-- begin --
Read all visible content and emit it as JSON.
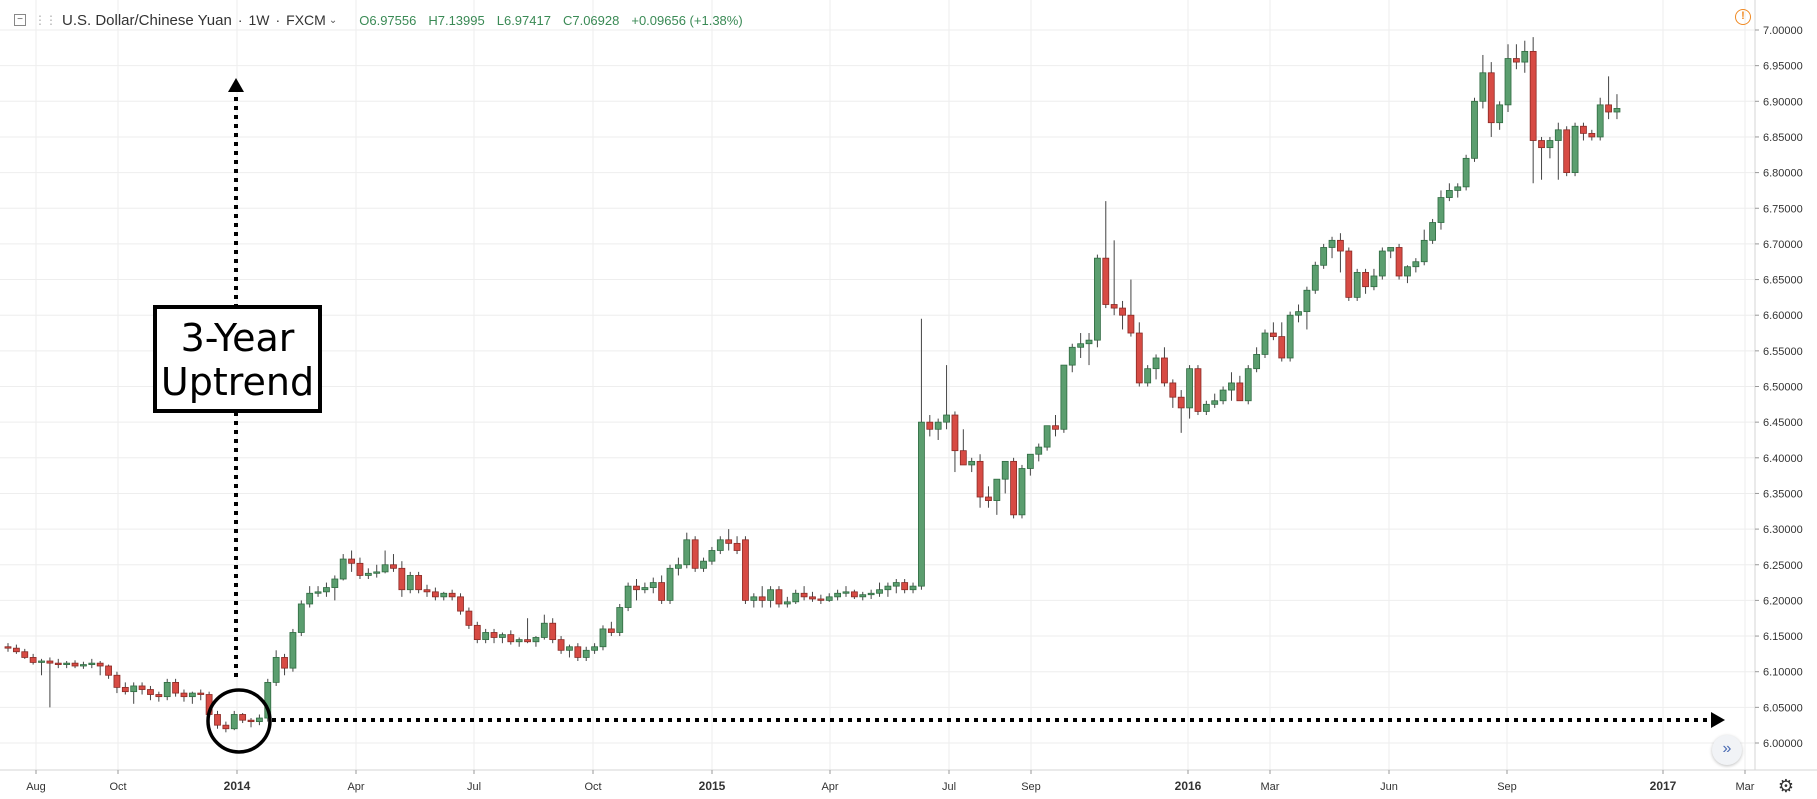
{
  "header": {
    "symbol": "U.S. Dollar/Chinese Yuan",
    "interval": "1W",
    "exchange": "FXCM",
    "ohlc": {
      "open": "O6.97556",
      "high": "H7.13995",
      "low": "L6.97417",
      "close": "C7.06928",
      "change": "+0.09656 (+1.38%)"
    }
  },
  "icons": {
    "collapse": "minus-square-icon",
    "drag": "drag-handle-icon",
    "caret": "chevron-down-icon",
    "warning": "warning-icon",
    "scroll": "double-chevron-right-icon",
    "settings": "gear-icon"
  },
  "annotation": {
    "text_line1": "3-Year",
    "text_line2": "Uptrend"
  },
  "colors": {
    "up": "#5b9e6f",
    "down": "#d74b44",
    "grid": "#eeeeee",
    "axis_text": "#333333",
    "ohlc_text": "#3a8a55"
  },
  "chart_data": {
    "type": "candlestick",
    "title": "",
    "xlabel": "",
    "ylabel": "",
    "ylim": [
      5.975,
      7.025
    ],
    "y_ticks": [
      "6.00000",
      "6.05000",
      "6.10000",
      "6.15000",
      "6.20000",
      "6.25000",
      "6.30000",
      "6.35000",
      "6.40000",
      "6.45000",
      "6.50000",
      "6.55000",
      "6.60000",
      "6.65000",
      "6.70000",
      "6.75000",
      "6.80000",
      "6.85000",
      "6.90000",
      "6.95000",
      "7.00000"
    ],
    "x_ticks": [
      "Aug",
      "Oct",
      "2014",
      "Apr",
      "Jul",
      "Oct",
      "2015",
      "Apr",
      "Jul",
      "Sep",
      "2016",
      "Mar",
      "Jun",
      "Sep",
      "2017",
      "Mar"
    ],
    "grid": true,
    "candles_ohlc": [
      [
        6.135,
        6.14,
        6.128,
        6.133
      ],
      [
        6.133,
        6.138,
        6.125,
        6.128
      ],
      [
        6.128,
        6.132,
        6.118,
        6.12
      ],
      [
        6.12,
        6.125,
        6.11,
        6.113
      ],
      [
        6.113,
        6.118,
        6.095,
        6.115
      ],
      [
        6.115,
        6.12,
        6.05,
        6.112
      ],
      [
        6.112,
        6.118,
        6.105,
        6.11
      ],
      [
        6.11,
        6.115,
        6.105,
        6.112
      ],
      [
        6.112,
        6.116,
        6.105,
        6.108
      ],
      [
        6.108,
        6.114,
        6.104,
        6.11
      ],
      [
        6.11,
        6.118,
        6.105,
        6.112
      ],
      [
        6.112,
        6.115,
        6.095,
        6.108
      ],
      [
        6.108,
        6.11,
        6.09,
        6.095
      ],
      [
        6.095,
        6.1,
        6.07,
        6.078
      ],
      [
        6.078,
        6.085,
        6.068,
        6.072
      ],
      [
        6.072,
        6.085,
        6.055,
        6.08
      ],
      [
        6.08,
        6.085,
        6.068,
        6.075
      ],
      [
        6.075,
        6.08,
        6.06,
        6.068
      ],
      [
        6.068,
        6.072,
        6.058,
        6.065
      ],
      [
        6.065,
        6.09,
        6.06,
        6.085
      ],
      [
        6.085,
        6.09,
        6.065,
        6.07
      ],
      [
        6.07,
        6.075,
        6.058,
        6.065
      ],
      [
        6.065,
        6.072,
        6.055,
        6.07
      ],
      [
        6.07,
        6.075,
        6.06,
        6.068
      ],
      [
        6.068,
        6.072,
        6.035,
        6.04
      ],
      [
        6.04,
        6.045,
        6.02,
        6.025
      ],
      [
        6.025,
        6.03,
        6.015,
        6.02
      ],
      [
        6.02,
        6.045,
        6.018,
        6.04
      ],
      [
        6.04,
        6.042,
        6.028,
        6.032
      ],
      [
        6.032,
        6.035,
        6.022,
        6.03
      ],
      [
        6.03,
        6.04,
        6.025,
        6.035
      ],
      [
        6.035,
        6.09,
        6.03,
        6.085
      ],
      [
        6.085,
        6.13,
        6.08,
        6.12
      ],
      [
        6.12,
        6.125,
        6.095,
        6.105
      ],
      [
        6.105,
        6.16,
        6.1,
        6.155
      ],
      [
        6.155,
        6.2,
        6.15,
        6.195
      ],
      [
        6.195,
        6.22,
        6.19,
        6.21
      ],
      [
        6.21,
        6.22,
        6.205,
        6.212
      ],
      [
        6.212,
        6.225,
        6.205,
        6.218
      ],
      [
        6.218,
        6.235,
        6.2,
        6.23
      ],
      [
        6.23,
        6.265,
        6.228,
        6.258
      ],
      [
        6.258,
        6.27,
        6.24,
        6.252
      ],
      [
        6.252,
        6.26,
        6.23,
        6.235
      ],
      [
        6.235,
        6.245,
        6.23,
        6.238
      ],
      [
        6.238,
        6.25,
        6.232,
        6.24
      ],
      [
        6.24,
        6.27,
        6.238,
        6.25
      ],
      [
        6.25,
        6.265,
        6.24,
        6.245
      ],
      [
        6.245,
        6.255,
        6.205,
        6.215
      ],
      [
        6.215,
        6.24,
        6.21,
        6.235
      ],
      [
        6.235,
        6.24,
        6.21,
        6.215
      ],
      [
        6.215,
        6.222,
        6.205,
        6.212
      ],
      [
        6.212,
        6.218,
        6.2,
        6.205
      ],
      [
        6.205,
        6.212,
        6.2,
        6.21
      ],
      [
        6.21,
        6.215,
        6.2,
        6.205
      ],
      [
        6.205,
        6.21,
        6.18,
        6.185
      ],
      [
        6.185,
        6.19,
        6.16,
        6.165
      ],
      [
        6.165,
        6.17,
        6.14,
        6.145
      ],
      [
        6.145,
        6.16,
        6.14,
        6.155
      ],
      [
        6.155,
        6.16,
        6.14,
        6.148
      ],
      [
        6.148,
        6.155,
        6.14,
        6.152
      ],
      [
        6.152,
        6.158,
        6.138,
        6.142
      ],
      [
        6.142,
        6.148,
        6.135,
        6.145
      ],
      [
        6.145,
        6.175,
        6.14,
        6.142
      ],
      [
        6.142,
        6.15,
        6.135,
        6.148
      ],
      [
        6.148,
        6.18,
        6.145,
        6.168
      ],
      [
        6.168,
        6.175,
        6.14,
        6.145
      ],
      [
        6.145,
        6.15,
        6.125,
        6.13
      ],
      [
        6.13,
        6.138,
        6.12,
        6.135
      ],
      [
        6.135,
        6.14,
        6.115,
        6.12
      ],
      [
        6.12,
        6.135,
        6.115,
        6.13
      ],
      [
        6.13,
        6.14,
        6.125,
        6.135
      ],
      [
        6.135,
        6.165,
        6.13,
        6.16
      ],
      [
        6.16,
        6.17,
        6.15,
        6.155
      ],
      [
        6.155,
        6.195,
        6.15,
        6.19
      ],
      [
        6.19,
        6.225,
        6.185,
        6.22
      ],
      [
        6.22,
        6.23,
        6.2,
        6.215
      ],
      [
        6.215,
        6.225,
        6.21,
        6.218
      ],
      [
        6.218,
        6.232,
        6.21,
        6.225
      ],
      [
        6.225,
        6.235,
        6.195,
        6.2
      ],
      [
        6.2,
        6.25,
        6.195,
        6.245
      ],
      [
        6.245,
        6.26,
        6.235,
        6.25
      ],
      [
        6.25,
        6.295,
        6.245,
        6.285
      ],
      [
        6.285,
        6.29,
        6.24,
        6.245
      ],
      [
        6.245,
        6.26,
        6.24,
        6.255
      ],
      [
        6.255,
        6.275,
        6.25,
        6.27
      ],
      [
        6.27,
        6.29,
        6.265,
        6.285
      ],
      [
        6.285,
        6.3,
        6.27,
        6.28
      ],
      [
        6.28,
        6.29,
        6.265,
        6.27
      ],
      [
        6.285,
        6.29,
        6.195,
        6.2
      ],
      [
        6.2,
        6.21,
        6.19,
        6.205
      ],
      [
        6.205,
        6.22,
        6.19,
        6.2
      ],
      [
        6.2,
        6.22,
        6.19,
        6.215
      ],
      [
        6.215,
        6.22,
        6.19,
        6.195
      ],
      [
        6.195,
        6.205,
        6.19,
        6.198
      ],
      [
        6.198,
        6.215,
        6.195,
        6.21
      ],
      [
        6.21,
        6.22,
        6.2,
        6.205
      ],
      [
        6.205,
        6.212,
        6.198,
        6.202
      ],
      [
        6.202,
        6.208,
        6.195,
        6.2
      ],
      [
        6.2,
        6.21,
        6.198,
        6.205
      ],
      [
        6.205,
        6.215,
        6.2,
        6.21
      ],
      [
        6.21,
        6.22,
        6.205,
        6.212
      ],
      [
        6.212,
        6.215,
        6.202,
        6.205
      ],
      [
        6.205,
        6.212,
        6.2,
        6.208
      ],
      [
        6.208,
        6.215,
        6.202,
        6.21
      ],
      [
        6.21,
        6.225,
        6.205,
        6.215
      ],
      [
        6.215,
        6.225,
        6.205,
        6.22
      ],
      [
        6.22,
        6.23,
        6.21,
        6.225
      ],
      [
        6.225,
        6.23,
        6.21,
        6.215
      ],
      [
        6.215,
        6.225,
        6.21,
        6.22
      ],
      [
        6.22,
        6.595,
        6.215,
        6.45
      ],
      [
        6.45,
        6.46,
        6.43,
        6.44
      ],
      [
        6.44,
        6.455,
        6.425,
        6.45
      ],
      [
        6.45,
        6.53,
        6.44,
        6.46
      ],
      [
        6.46,
        6.465,
        6.38,
        6.41
      ],
      [
        6.41,
        6.44,
        6.395,
        6.39
      ],
      [
        6.39,
        6.4,
        6.38,
        6.395
      ],
      [
        6.395,
        6.405,
        6.33,
        6.345
      ],
      [
        6.345,
        6.36,
        6.33,
        6.34
      ],
      [
        6.34,
        6.35,
        6.32,
        6.37
      ],
      [
        6.37,
        6.39,
        6.35,
        6.395
      ],
      [
        6.395,
        6.4,
        6.315,
        6.32
      ],
      [
        6.32,
        6.39,
        6.315,
        6.385
      ],
      [
        6.385,
        6.4,
        6.375,
        6.405
      ],
      [
        6.405,
        6.42,
        6.395,
        6.415
      ],
      [
        6.415,
        6.445,
        6.41,
        6.445
      ],
      [
        6.445,
        6.46,
        6.43,
        6.44
      ],
      [
        6.44,
        6.53,
        6.435,
        6.53
      ],
      [
        6.53,
        6.56,
        6.52,
        6.555
      ],
      [
        6.555,
        6.575,
        6.54,
        6.56
      ],
      [
        6.56,
        6.575,
        6.53,
        6.565
      ],
      [
        6.565,
        6.685,
        6.555,
        6.68
      ],
      [
        6.68,
        6.76,
        6.61,
        6.615
      ],
      [
        6.615,
        6.705,
        6.6,
        6.61
      ],
      [
        6.61,
        6.62,
        6.58,
        6.6
      ],
      [
        6.6,
        6.65,
        6.57,
        6.575
      ],
      [
        6.575,
        6.59,
        6.5,
        6.505
      ],
      [
        6.505,
        6.53,
        6.5,
        6.525
      ],
      [
        6.525,
        6.545,
        6.51,
        6.54
      ],
      [
        6.54,
        6.555,
        6.5,
        6.505
      ],
      [
        6.505,
        6.51,
        6.47,
        6.485
      ],
      [
        6.485,
        6.495,
        6.435,
        6.47
      ],
      [
        6.47,
        6.53,
        6.455,
        6.525
      ],
      [
        6.525,
        6.53,
        6.46,
        6.465
      ],
      [
        6.465,
        6.48,
        6.46,
        6.475
      ],
      [
        6.475,
        6.49,
        6.47,
        6.48
      ],
      [
        6.48,
        6.5,
        6.475,
        6.495
      ],
      [
        6.495,
        6.52,
        6.48,
        6.505
      ],
      [
        6.505,
        6.515,
        6.485,
        6.48
      ],
      [
        6.48,
        6.53,
        6.475,
        6.525
      ],
      [
        6.525,
        6.555,
        6.52,
        6.545
      ],
      [
        6.545,
        6.58,
        6.54,
        6.575
      ],
      [
        6.575,
        6.59,
        6.565,
        6.57
      ],
      [
        6.57,
        6.59,
        6.535,
        6.54
      ],
      [
        6.54,
        6.605,
        6.535,
        6.6
      ],
      [
        6.6,
        6.615,
        6.59,
        6.605
      ],
      [
        6.605,
        6.64,
        6.58,
        6.635
      ],
      [
        6.635,
        6.675,
        6.63,
        6.67
      ],
      [
        6.67,
        6.7,
        6.665,
        6.695
      ],
      [
        6.695,
        6.71,
        6.68,
        6.705
      ],
      [
        6.705,
        6.715,
        6.66,
        6.69
      ],
      [
        6.69,
        6.695,
        6.62,
        6.625
      ],
      [
        6.625,
        6.665,
        6.62,
        6.66
      ],
      [
        6.66,
        6.665,
        6.63,
        6.64
      ],
      [
        6.64,
        6.665,
        6.635,
        6.655
      ],
      [
        6.655,
        6.695,
        6.65,
        6.69
      ],
      [
        6.69,
        6.695,
        6.68,
        6.695
      ],
      [
        6.695,
        6.7,
        6.65,
        6.655
      ],
      [
        6.655,
        6.67,
        6.645,
        6.668
      ],
      [
        6.668,
        6.68,
        6.66,
        6.675
      ],
      [
        6.675,
        6.72,
        6.67,
        6.705
      ],
      [
        6.705,
        6.735,
        6.7,
        6.73
      ],
      [
        6.73,
        6.775,
        6.72,
        6.765
      ],
      [
        6.765,
        6.785,
        6.76,
        6.775
      ],
      [
        6.775,
        6.785,
        6.765,
        6.78
      ],
      [
        6.78,
        6.825,
        6.775,
        6.82
      ],
      [
        6.82,
        6.905,
        6.815,
        6.9
      ],
      [
        6.9,
        6.965,
        6.89,
        6.94
      ],
      [
        6.94,
        6.955,
        6.85,
        6.87
      ],
      [
        6.87,
        6.9,
        6.86,
        6.895
      ],
      [
        6.895,
        6.98,
        6.885,
        6.96
      ],
      [
        6.96,
        6.98,
        6.945,
        6.955
      ],
      [
        6.955,
        6.985,
        6.94,
        6.97
      ],
      [
        6.97,
        6.99,
        6.785,
        6.845
      ],
      [
        6.845,
        6.85,
        6.79,
        6.835
      ],
      [
        6.835,
        6.85,
        6.82,
        6.845
      ],
      [
        6.845,
        6.87,
        6.79,
        6.86
      ],
      [
        6.86,
        6.865,
        6.795,
        6.8
      ],
      [
        6.8,
        6.87,
        6.795,
        6.865
      ],
      [
        6.865,
        6.87,
        6.845,
        6.855
      ],
      [
        6.855,
        6.86,
        6.845,
        6.85
      ],
      [
        6.85,
        6.905,
        6.845,
        6.895
      ],
      [
        6.895,
        6.935,
        6.875,
        6.885
      ],
      [
        6.885,
        6.91,
        6.875,
        6.89
      ]
    ]
  }
}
-- end --
● **Task details**
Find the word "chevron" in the entries above and gather every line that holds it.

● **Task output**
    "caret": "chevron-down-icon",
    "scroll": "double-chevron-right-icon",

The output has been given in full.